Identify the lines that contain the word "storage" and copy each one.
--------
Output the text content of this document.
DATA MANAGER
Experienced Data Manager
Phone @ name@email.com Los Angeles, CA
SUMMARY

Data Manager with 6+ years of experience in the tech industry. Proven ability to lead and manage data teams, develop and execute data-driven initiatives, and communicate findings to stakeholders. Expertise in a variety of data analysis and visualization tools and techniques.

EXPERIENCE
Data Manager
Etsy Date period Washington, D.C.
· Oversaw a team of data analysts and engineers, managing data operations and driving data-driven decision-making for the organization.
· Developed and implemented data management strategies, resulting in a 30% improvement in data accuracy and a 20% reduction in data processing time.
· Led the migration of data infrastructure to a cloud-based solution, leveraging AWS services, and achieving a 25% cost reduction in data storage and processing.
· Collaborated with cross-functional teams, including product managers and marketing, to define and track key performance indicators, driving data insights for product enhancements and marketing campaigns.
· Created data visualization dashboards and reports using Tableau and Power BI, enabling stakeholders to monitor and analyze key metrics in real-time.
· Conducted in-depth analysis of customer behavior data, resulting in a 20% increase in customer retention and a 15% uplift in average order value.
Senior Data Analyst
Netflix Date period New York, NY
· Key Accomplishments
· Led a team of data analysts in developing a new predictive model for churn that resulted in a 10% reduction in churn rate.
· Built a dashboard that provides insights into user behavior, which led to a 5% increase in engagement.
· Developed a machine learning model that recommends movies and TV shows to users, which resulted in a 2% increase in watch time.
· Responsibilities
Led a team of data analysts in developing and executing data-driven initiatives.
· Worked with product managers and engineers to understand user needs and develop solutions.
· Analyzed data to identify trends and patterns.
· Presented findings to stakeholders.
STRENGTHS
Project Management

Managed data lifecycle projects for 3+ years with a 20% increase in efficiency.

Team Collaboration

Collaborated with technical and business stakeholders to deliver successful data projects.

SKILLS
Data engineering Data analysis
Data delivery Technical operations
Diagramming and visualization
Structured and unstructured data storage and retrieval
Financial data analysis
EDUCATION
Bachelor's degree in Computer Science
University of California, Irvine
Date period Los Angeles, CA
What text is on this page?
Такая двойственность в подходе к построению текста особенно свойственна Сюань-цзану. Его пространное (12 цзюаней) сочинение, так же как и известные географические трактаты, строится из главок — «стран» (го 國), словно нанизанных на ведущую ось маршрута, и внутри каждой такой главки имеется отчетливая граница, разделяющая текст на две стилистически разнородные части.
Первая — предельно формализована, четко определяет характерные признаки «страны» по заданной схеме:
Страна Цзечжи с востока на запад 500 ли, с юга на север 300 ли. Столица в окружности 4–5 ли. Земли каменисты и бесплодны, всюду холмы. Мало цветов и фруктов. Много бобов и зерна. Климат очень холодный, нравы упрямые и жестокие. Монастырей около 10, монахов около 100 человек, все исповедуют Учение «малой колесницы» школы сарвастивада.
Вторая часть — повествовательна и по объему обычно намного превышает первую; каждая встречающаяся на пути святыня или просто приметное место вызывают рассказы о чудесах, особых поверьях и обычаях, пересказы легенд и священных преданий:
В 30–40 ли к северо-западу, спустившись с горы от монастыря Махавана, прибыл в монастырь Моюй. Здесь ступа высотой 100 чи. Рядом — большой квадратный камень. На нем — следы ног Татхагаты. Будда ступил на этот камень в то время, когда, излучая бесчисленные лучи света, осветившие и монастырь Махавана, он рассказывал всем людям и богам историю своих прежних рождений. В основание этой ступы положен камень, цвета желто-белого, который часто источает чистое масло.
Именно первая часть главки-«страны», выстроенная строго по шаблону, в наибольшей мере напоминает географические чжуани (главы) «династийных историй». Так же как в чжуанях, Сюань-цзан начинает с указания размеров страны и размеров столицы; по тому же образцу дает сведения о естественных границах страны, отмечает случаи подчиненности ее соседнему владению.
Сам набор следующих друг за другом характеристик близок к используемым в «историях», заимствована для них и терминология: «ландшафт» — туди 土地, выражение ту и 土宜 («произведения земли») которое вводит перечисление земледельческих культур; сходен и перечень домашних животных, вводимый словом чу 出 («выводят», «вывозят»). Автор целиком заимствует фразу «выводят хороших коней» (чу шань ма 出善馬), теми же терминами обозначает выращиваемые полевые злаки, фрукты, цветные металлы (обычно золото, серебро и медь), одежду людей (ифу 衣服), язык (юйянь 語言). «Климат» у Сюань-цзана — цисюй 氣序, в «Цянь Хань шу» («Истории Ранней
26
--------
REPLY TO THE TASK:
· Led the migration of data infrastructure to a cloud-based solution, leveraging AWS services, and achieving a 25% cost reduction in data storage and processing.
Structured and unstructured data storage and retrieval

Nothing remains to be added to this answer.